All records should be reproduced verbatim.

═════ Provided information

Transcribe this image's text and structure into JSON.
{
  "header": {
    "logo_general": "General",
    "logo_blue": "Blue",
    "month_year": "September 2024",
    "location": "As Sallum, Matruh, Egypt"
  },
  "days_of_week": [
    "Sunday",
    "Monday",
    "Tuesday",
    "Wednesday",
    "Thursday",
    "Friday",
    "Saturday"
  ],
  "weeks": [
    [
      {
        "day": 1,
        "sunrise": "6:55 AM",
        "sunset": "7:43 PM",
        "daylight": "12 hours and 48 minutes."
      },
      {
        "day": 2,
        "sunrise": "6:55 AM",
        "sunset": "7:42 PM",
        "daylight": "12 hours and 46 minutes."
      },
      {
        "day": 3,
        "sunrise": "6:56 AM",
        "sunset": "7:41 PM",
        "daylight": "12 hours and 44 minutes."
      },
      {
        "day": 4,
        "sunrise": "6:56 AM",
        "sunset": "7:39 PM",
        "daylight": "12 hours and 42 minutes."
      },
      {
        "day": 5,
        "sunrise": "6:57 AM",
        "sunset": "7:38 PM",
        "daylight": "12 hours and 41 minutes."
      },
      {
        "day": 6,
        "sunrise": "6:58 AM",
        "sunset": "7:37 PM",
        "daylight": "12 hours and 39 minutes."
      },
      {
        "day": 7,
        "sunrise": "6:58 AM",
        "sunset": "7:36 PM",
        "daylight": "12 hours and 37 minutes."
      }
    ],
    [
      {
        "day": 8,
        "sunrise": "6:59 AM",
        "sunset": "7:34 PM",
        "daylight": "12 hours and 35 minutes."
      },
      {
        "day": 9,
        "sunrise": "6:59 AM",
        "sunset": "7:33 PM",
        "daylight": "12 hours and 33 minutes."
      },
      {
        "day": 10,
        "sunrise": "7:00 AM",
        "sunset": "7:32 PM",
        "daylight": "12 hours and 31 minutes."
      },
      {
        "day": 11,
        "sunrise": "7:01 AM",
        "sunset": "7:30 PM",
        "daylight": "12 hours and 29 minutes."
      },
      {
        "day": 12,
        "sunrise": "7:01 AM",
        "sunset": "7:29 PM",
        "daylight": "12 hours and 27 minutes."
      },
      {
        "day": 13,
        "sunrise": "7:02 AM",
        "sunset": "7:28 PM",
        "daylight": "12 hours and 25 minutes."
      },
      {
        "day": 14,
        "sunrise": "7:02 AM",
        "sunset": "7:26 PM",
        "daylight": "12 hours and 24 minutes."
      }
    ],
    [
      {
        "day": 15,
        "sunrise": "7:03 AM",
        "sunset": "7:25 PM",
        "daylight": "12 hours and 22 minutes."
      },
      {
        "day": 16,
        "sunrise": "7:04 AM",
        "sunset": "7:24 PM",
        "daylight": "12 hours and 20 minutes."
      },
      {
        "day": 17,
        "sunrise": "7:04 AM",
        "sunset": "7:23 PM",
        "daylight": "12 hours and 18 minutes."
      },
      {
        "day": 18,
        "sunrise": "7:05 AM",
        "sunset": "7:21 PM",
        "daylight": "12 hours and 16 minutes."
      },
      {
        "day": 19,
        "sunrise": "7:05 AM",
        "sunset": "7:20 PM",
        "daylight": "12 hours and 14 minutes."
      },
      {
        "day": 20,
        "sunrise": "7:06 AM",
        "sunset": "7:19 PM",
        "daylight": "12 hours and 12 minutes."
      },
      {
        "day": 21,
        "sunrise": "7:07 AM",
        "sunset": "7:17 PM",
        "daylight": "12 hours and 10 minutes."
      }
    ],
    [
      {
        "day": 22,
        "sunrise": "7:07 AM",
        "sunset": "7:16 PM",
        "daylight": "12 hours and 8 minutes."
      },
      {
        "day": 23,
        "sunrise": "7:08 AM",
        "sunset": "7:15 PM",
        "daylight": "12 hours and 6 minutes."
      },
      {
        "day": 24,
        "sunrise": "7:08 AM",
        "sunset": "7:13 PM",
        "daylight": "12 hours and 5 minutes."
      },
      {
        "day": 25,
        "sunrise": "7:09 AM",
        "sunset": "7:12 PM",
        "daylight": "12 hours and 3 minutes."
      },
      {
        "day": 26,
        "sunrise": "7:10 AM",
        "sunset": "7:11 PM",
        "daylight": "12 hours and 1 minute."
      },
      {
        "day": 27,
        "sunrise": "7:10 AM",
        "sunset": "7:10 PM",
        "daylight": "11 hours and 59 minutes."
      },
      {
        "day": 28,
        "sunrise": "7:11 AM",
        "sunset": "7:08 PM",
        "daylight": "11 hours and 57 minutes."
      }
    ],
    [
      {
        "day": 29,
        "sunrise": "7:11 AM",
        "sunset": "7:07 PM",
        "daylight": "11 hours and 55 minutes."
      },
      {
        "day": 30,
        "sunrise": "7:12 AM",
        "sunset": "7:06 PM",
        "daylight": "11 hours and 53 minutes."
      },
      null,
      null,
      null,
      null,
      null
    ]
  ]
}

══════════

Answer for this exercise:
Transcribe this image's text and structure into JSON.
{
  "header": {
    "logo_general": "General",
    "logo_blue": "Blue",
    "month_year": "September 2024",
    "location": "As Sallum, Matruh, Egypt"
  },
  "days_of_week": [
    "Sunday",
    "Monday",
    "Tuesday",
    "Wednesday",
    "Thursday",
    "Friday",
    "Saturday"
  ],
  "weeks": [
    [
      {
        "day": 1,
        "sunrise": "6:55 AM",
        "sunset": "7:43 PM",
        "daylight": "12 hours and 48 minutes."
      },
      {
        "day": 2,
        "sunrise": "6:55 AM",
        "sunset": "7:42 PM",
        "daylight": "12 hours and 46 minutes."
      },
      {
        "day": 3,
        "sunrise": "6:56 AM",
        "sunset": "7:41 PM",
        "daylight": "12 hours and 44 minutes."
      },
      {
        "day": 4,
        "sunrise": "6:56 AM",
        "sunset": "7:39 PM",
        "daylight": "12 hours and 42 minutes."
      },
      {
        "day": 5,
        "sunrise": "6:57 AM",
        "sunset": "7:38 PM",
        "daylight": "12 hours and 41 minutes."
      },
      {
        "day": 6,
        "sunrise": "6:58 AM",
        "sunset": "7:37 PM",
        "daylight": "12 hours and 39 minutes."
      },
      {
        "day": 7,
        "sunrise": "6:58 AM",
        "sunset": "7:36 PM",
        "daylight": "12 hours and 37 minutes."
      }
    ],
    [
      {
        "day": 8,
        "sunrise": "6:59 AM",
        "sunset": "7:34 PM",
        "daylight": "12 hours and 35 minutes."
      },
      {
        "day": 9,
        "sunrise": "6:59 AM",
        "sunset": "7:33 PM",
        "daylight": "12 hours and 33 minutes."
      },
      {
        "day": 10,
        "sunrise": "7:00 AM",
        "sunset": "7:32 PM",
        "daylight": "12 hours and 31 minutes."
      },
      {
        "day": 11,
        "sunrise": "7:01 AM",
        "sunset": "7:30 PM",
        "daylight": "12 hours and 29 minutes."
      },
      {
        "day": 12,
        "sunrise": "7:01 AM",
        "sunset": "7:29 PM",
        "daylight": "12 hours and 27 minutes."
      },
      {
        "day": 13,
        "sunrise": "7:02 AM",
        "sunset": "7:28 PM",
        "daylight": "12 hours and 25 minutes."
      },
      {
        "day": 14,
        "sunrise": "7:02 AM",
        "sunset": "7:26 PM",
        "daylight": "12 hours and 24 minutes."
      }
    ],
    [
      {
        "day": 15,
        "sunrise": "7:03 AM",
        "sunset": "7:25 PM",
        "daylight": "12 hours and 22 minutes."
      },
      {
        "day": 16,
        "sunrise": "7:04 AM",
        "sunset": "7:24 PM",
        "daylight": "12 hours and 20 minutes."
      },
      {
        "day": 17,
        "sunrise": "7:04 AM",
        "sunset": "7:23 PM",
        "daylight": "12 hours and 18 minutes."
      },
      {
        "day": 18,
        "sunrise": "7:05 AM",
        "sunset": "7:21 PM",
        "daylight": "12 hours and 16 minutes."
      },
      {
        "day": 19,
        "sunrise": "7:05 AM",
        "sunset": "7:20 PM",
        "daylight": "12 hours and 14 minutes."
      },
      {
        "day": 20,
        "sunrise": "7:06 AM",
        "sunset": "7:19 PM",
        "daylight": "12 hours and 12 minutes."
      },
      {
        "day": 21,
        "sunrise": "7:07 AM",
        "sunset": "7:17 PM",
        "daylight": "12 hours and 10 minutes."
      }
    ],
    [
      {
        "day": 22,
        "sunrise": "7:07 AM",
        "sunset": "7:16 PM",
        "daylight": "12 hours and 8 minutes."
      },
      {
        "day": 23,
        "sunrise": "7:08 AM",
        "sunset": "7:15 PM",
        "daylight": "12 hours and 6 minutes."
      },
      {
        "day": 24,
        "sunrise": "7:08 AM",
        "sunset": "7:13 PM",
        "daylight": "12 hours and 5 minutes."
      },
      {
        "day": 25,
        "sunrise": "7:09 AM",
        "sunset": "7:12 PM",
        "daylight": "12 hours and 3 minutes."
      },
      {
        "day": 26,
        "sunrise": "7:10 AM",
        "sunset": "7:11 PM",
        "daylight": "12 hours and 1 minute."
      },
      {
        "day": 27,
        "sunrise": "7:10 AM",
        "sunset": "7:10 PM",
        "daylight": "11 hours and 59 minutes."
      },
      {
        "day": 28,
        "sunrise": "7:11 AM",
        "sunset": "7:08 PM",
        "daylight": "11 hours and 57 minutes."
      }
    ],
    [
      {
        "day": 29,
        "sunrise": "7:11 AM",
        "sunset": "7:07 PM",
        "daylight": "11 hours and 55 minutes."
      },
      {
        "day": 30,
        "sunrise": "7:12 AM",
        "sunset": "7:06 PM",
        "daylight": "11 hours and 53 minutes."
      },
      null,
      null,
      null,
      null,
      null
    ]
  ]
}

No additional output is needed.